### WRITTEN EXERCISE
Write out the records again, exactly, leaving none out.

[Data excerpts]
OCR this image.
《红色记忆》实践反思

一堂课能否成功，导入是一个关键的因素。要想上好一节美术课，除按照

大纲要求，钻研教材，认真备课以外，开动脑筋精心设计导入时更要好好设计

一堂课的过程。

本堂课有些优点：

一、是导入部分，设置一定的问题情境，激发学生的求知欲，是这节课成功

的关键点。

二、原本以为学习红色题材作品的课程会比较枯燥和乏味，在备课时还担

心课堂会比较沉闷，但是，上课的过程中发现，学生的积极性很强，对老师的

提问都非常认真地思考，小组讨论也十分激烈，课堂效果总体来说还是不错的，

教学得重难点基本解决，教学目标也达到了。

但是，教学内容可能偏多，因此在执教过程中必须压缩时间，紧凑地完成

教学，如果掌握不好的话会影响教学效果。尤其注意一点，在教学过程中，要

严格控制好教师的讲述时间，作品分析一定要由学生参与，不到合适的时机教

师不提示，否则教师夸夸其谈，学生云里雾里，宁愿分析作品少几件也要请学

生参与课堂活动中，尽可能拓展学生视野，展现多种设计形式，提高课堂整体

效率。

### OUTPUT BELOW
OCR this image.
《红色记忆》实践反思

一堂课能否成功，导入是一个关键的因素。要想上好一节美术课，除按照

大纲要求，钻研教材，认真备课以外，开动脑筋精心设计导入时更要好好设计

一堂课的过程。

本堂课有些优点：

一、是导入部分，设置一定的问题情境，激发学生的求知欲，是这节课成功

的关键点。

二、原本以为学习红色题材作品的课程会比较枯燥和乏味，在备课时还担

心课堂会比较沉闷，但是，上课的过程中发现，学生的积极性很强，对老师的

提问都非常认真地思考，小组讨论也十分激烈，课堂效果总体来说还是不错的，

教学得重难点基本解决，教学目标也达到了。

但是，教学内容可能偏多，因此在执教过程中必须压缩时间，紧凑地完成

教学，如果掌握不好的话会影响教学效果。尤其注意一点，在教学过程中，要

严格控制好教师的讲述时间，作品分析一定要由学生参与，不到合适的时机教

师不提示，否则教师夸夸其谈，学生云里雾里，宁愿分析作品少几件也要请学

生参与课堂活动中，尽可能拓展学生视野，展现多种设计形式，提高课堂整体

效率。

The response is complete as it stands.